Records from a data source:
■ ■ ■

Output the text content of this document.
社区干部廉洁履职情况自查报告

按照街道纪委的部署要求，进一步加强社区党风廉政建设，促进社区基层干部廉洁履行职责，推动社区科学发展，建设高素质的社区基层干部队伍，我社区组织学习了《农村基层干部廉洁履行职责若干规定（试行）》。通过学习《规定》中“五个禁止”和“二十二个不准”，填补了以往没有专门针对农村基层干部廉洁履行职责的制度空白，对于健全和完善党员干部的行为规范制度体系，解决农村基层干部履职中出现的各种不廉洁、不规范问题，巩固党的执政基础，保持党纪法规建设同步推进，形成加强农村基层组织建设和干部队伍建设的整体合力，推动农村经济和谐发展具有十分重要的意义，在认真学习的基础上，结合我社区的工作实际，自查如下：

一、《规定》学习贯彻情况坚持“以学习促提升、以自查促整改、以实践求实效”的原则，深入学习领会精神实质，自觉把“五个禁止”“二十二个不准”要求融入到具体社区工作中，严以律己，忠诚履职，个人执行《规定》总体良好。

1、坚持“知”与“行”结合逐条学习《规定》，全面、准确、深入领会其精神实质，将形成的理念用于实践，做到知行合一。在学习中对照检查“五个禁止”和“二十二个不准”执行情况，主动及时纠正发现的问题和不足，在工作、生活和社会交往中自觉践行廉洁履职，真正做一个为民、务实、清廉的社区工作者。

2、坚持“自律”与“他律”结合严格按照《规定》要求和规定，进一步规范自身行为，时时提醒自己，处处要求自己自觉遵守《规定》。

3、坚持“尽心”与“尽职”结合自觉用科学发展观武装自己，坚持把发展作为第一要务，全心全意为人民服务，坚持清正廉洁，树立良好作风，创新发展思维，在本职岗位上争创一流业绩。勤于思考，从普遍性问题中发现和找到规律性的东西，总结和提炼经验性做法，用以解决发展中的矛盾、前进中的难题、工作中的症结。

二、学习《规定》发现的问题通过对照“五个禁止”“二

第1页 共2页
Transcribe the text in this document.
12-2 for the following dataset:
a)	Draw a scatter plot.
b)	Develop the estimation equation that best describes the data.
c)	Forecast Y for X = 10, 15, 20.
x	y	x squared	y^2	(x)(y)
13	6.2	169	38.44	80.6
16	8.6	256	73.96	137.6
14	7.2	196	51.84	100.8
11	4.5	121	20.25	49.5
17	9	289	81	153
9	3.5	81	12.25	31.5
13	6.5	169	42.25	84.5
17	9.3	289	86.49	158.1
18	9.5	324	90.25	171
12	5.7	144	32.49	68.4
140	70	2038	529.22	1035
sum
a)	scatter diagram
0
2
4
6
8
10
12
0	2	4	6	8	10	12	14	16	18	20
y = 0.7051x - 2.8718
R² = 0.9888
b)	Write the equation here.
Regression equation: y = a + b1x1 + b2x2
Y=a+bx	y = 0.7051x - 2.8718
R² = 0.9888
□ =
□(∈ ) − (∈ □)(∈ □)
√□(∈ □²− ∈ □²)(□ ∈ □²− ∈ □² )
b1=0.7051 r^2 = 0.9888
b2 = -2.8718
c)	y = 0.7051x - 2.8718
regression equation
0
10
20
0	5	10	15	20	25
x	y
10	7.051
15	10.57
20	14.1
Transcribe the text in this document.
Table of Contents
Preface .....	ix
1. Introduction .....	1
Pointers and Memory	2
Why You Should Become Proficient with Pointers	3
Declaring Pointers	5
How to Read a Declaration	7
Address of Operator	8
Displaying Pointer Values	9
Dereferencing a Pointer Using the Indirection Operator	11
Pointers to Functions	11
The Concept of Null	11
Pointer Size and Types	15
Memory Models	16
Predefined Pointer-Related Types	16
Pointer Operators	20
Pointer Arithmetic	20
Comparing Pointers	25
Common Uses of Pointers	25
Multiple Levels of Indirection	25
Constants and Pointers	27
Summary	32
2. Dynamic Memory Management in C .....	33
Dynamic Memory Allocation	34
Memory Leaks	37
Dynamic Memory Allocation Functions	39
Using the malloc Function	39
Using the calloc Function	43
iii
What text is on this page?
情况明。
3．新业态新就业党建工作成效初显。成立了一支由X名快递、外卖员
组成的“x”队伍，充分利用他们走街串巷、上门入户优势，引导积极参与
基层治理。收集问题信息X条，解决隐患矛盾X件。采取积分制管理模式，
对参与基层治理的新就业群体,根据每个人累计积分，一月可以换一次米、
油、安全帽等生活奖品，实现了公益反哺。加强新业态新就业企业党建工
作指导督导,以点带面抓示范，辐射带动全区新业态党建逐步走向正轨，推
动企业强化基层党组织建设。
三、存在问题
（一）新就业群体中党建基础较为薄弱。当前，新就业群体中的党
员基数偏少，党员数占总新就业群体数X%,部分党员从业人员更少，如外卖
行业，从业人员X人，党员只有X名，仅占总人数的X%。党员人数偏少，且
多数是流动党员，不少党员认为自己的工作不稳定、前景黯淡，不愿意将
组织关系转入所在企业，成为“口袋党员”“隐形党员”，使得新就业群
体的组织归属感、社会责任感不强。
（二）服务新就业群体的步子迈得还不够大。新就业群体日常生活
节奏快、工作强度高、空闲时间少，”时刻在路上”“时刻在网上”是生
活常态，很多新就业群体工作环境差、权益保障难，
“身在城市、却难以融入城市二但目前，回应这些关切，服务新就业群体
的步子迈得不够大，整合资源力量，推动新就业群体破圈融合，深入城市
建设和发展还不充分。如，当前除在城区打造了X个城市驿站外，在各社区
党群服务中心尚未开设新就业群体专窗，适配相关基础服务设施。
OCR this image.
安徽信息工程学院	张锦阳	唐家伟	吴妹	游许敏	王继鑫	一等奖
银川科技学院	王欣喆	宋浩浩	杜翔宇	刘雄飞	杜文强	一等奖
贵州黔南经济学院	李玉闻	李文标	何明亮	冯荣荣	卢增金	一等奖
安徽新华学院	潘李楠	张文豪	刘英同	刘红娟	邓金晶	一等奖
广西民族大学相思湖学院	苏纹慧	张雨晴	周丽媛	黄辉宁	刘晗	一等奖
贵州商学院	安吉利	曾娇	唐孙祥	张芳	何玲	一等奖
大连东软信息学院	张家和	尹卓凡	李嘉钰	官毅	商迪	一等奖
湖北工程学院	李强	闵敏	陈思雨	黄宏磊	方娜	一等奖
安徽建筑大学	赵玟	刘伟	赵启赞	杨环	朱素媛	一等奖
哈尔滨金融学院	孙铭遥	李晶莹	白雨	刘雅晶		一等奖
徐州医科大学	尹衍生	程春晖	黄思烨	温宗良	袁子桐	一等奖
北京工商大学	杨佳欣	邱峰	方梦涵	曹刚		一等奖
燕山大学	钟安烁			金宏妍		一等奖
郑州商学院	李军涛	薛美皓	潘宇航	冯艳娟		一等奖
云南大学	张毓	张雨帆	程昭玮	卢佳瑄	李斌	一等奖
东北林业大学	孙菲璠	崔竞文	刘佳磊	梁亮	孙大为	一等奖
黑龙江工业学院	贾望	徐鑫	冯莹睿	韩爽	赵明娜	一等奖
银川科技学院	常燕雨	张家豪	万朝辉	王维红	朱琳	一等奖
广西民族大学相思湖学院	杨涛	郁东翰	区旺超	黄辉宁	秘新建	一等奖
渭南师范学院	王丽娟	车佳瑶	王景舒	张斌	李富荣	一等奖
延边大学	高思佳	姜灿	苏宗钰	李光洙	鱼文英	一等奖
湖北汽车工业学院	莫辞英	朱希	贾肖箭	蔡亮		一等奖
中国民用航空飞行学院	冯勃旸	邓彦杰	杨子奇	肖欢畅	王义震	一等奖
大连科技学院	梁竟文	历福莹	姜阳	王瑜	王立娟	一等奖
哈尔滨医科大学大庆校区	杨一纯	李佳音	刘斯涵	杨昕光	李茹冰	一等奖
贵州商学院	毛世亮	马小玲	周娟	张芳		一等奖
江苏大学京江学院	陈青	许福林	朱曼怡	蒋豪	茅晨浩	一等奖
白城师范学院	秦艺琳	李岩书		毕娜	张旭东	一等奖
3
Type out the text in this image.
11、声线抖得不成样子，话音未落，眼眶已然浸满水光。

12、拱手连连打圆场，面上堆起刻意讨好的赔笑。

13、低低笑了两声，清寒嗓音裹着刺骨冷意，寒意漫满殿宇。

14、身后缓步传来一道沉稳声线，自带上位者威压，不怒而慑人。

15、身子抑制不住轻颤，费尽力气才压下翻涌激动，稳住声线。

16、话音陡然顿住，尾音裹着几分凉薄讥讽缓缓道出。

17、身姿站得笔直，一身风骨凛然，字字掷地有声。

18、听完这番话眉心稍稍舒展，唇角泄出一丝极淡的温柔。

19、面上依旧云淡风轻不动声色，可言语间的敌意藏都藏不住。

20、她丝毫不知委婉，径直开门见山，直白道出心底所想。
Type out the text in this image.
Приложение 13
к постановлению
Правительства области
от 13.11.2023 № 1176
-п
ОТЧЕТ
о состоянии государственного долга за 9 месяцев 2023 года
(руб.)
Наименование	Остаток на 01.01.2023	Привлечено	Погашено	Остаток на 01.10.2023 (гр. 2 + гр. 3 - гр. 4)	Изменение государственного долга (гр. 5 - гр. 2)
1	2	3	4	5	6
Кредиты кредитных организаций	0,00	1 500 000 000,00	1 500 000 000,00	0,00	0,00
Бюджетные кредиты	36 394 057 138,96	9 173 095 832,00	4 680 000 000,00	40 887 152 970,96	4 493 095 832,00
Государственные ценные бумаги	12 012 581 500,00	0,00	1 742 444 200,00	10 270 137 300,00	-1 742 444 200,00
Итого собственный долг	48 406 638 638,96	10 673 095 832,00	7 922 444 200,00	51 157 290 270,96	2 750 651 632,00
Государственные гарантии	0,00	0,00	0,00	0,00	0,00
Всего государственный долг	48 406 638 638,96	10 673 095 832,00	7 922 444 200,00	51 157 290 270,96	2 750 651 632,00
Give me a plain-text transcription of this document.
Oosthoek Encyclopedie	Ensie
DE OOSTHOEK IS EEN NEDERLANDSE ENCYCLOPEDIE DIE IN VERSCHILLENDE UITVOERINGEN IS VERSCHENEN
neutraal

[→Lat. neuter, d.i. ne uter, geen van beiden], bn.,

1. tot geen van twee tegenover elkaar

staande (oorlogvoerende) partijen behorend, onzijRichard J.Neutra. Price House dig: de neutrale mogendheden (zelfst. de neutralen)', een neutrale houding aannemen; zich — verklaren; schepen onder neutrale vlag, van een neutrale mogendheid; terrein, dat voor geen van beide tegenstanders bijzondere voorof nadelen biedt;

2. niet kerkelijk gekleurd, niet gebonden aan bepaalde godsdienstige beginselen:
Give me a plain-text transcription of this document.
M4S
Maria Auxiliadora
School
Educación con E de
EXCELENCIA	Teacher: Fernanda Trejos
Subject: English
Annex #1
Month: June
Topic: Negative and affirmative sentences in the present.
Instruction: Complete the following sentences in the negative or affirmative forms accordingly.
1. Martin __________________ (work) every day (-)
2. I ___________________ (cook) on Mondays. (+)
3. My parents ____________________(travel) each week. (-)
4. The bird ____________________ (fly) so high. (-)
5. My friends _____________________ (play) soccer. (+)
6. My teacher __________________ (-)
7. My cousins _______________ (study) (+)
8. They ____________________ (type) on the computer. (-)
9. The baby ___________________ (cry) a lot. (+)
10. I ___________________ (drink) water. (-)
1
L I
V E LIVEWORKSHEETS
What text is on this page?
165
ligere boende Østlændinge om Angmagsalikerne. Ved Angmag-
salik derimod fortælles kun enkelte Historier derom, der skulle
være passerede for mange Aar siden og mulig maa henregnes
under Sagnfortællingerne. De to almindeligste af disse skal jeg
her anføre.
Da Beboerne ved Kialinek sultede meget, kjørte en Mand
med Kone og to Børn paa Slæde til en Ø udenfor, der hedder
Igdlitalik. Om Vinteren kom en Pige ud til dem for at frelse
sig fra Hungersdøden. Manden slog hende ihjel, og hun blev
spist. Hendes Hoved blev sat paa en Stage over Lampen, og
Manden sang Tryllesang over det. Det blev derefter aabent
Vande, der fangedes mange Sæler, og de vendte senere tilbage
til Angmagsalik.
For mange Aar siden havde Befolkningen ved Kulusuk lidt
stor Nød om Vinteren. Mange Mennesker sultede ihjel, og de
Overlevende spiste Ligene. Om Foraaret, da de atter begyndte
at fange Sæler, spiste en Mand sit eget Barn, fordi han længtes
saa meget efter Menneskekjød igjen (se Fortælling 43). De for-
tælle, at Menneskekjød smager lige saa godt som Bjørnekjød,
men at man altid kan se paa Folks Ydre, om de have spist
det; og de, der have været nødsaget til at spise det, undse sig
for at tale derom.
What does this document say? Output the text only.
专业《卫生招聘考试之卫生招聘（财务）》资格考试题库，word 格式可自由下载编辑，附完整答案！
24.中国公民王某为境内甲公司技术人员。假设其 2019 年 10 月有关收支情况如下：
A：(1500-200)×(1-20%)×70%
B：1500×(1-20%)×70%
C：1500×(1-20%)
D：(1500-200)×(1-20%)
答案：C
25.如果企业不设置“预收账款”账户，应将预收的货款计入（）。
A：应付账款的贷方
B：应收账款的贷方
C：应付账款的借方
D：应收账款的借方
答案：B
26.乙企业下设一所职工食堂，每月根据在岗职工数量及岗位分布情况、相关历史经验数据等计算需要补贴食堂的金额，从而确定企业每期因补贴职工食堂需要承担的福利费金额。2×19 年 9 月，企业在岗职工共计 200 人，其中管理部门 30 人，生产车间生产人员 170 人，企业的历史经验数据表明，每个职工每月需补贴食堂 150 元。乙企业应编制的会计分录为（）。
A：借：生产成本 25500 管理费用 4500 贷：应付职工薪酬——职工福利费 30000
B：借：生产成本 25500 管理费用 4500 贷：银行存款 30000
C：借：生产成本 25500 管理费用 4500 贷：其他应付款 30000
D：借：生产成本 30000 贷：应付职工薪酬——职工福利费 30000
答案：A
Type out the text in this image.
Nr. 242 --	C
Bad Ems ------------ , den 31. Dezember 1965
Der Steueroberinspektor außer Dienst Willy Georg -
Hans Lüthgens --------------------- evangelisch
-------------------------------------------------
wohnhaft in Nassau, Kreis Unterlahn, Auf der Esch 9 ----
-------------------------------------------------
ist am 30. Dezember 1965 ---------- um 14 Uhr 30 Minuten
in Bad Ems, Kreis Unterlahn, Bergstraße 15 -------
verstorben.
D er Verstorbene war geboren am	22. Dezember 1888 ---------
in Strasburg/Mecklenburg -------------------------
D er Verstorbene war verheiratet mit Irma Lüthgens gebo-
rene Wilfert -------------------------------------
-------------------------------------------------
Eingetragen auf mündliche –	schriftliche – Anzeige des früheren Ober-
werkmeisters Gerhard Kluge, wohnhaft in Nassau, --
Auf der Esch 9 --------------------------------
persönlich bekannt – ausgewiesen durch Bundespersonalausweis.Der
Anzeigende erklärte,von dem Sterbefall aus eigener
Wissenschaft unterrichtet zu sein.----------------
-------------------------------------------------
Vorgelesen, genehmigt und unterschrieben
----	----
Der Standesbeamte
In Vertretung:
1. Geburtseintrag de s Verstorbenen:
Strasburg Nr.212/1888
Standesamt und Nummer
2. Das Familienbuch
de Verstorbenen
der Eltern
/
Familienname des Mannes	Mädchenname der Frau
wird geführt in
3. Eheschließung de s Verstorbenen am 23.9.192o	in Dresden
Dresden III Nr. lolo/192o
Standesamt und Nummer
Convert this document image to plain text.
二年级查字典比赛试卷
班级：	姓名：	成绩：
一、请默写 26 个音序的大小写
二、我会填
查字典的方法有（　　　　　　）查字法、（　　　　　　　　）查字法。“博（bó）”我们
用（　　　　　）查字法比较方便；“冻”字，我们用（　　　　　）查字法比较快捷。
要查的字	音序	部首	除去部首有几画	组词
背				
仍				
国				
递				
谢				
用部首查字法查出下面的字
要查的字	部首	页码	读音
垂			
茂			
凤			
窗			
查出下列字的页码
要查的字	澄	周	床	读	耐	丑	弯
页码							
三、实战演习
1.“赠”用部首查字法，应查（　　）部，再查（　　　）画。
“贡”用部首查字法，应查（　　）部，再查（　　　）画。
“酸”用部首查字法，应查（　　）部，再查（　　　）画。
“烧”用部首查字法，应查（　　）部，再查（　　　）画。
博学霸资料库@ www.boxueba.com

■ ■ ■

*WHAT TO DO*. Where a line above holds the string "Indirection", show that line.

*SOLUTION FOR THIS TASK*.
Dereferencing a Pointer Using the Indirection Operator	11
Multiple Levels of Indirection	25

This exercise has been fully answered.